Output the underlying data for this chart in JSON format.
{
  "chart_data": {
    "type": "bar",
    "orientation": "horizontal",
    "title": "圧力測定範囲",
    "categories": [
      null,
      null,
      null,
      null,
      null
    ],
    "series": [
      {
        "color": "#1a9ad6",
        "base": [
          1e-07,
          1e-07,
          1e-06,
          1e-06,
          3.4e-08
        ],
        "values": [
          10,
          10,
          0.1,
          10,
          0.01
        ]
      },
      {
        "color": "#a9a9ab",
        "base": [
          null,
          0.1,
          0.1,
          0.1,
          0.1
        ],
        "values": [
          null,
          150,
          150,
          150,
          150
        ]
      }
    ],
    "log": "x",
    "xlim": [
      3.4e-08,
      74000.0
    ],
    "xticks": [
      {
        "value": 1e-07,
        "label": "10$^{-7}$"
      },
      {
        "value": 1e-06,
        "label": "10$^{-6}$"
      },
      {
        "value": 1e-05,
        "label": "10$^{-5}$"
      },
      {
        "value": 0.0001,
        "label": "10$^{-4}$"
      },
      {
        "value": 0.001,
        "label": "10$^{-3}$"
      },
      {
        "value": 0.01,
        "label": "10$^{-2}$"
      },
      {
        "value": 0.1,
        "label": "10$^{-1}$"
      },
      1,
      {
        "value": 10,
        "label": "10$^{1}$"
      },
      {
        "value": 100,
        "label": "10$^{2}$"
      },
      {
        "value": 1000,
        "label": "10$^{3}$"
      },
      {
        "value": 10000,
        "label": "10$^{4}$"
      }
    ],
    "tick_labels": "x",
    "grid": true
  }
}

········

**Short exercise:** Reproduce the complete data exactly as presented above.

**Worked answer:**
Output the underlying data for this chart in JSON format.
{
  "chart_data": {
    "type": "bar",
    "orientation": "horizontal",
    "title": "圧力測定範囲",
    "categories": [
      null,
      null,
      null,
      null,
      null
    ],
    "series": [
      {
        "color": "#1a9ad6",
        "base": [
          1e-07,
          1e-07,
          1e-06,
          1e-06,
          3.4e-08
        ],
        "values": [
          10,
          10,
          0.1,
          10,
          0.01
        ]
      },
      {
        "color": "#a9a9ab",
        "base": [
          null,
          0.1,
          0.1,
          0.1,
          0.1
        ],
        "values": [
          null,
          150,
          150,
          150,
          150
        ]
      }
    ],
    "log": "x",
    "xlim": [
      3.4e-08,
      74000.0
    ],
    "xticks": [
      {
        "value": 1e-07,
        "label": "10$^{-7}$"
      },
      {
        "value": 1e-06,
        "label": "10$^{-6}$"
      },
      {
        "value": 1e-05,
        "label": "10$^{-5}$"
      },
      {
        "value": 0.0001,
        "label": "10$^{-4}$"
      },
      {
        "value": 0.001,
        "label": "10$^{-3}$"
      },
      {
        "value": 0.01,
        "label": "10$^{-2}$"
      },
      {
        "value": 0.1,
        "label": "10$^{-1}$"
      },
      1,
      {
        "value": 10,
        "label": "10$^{1}$"
      },
      {
        "value": 100,
        "label": "10$^{2}$"
      },
      {
        "value": 1000,
        "label": "10$^{3}$"
      },
      {
        "value": 10000,
        "label": "10$^{4}$"
      }
    ],
    "tick_labels": "x",
    "grid": true
  }
}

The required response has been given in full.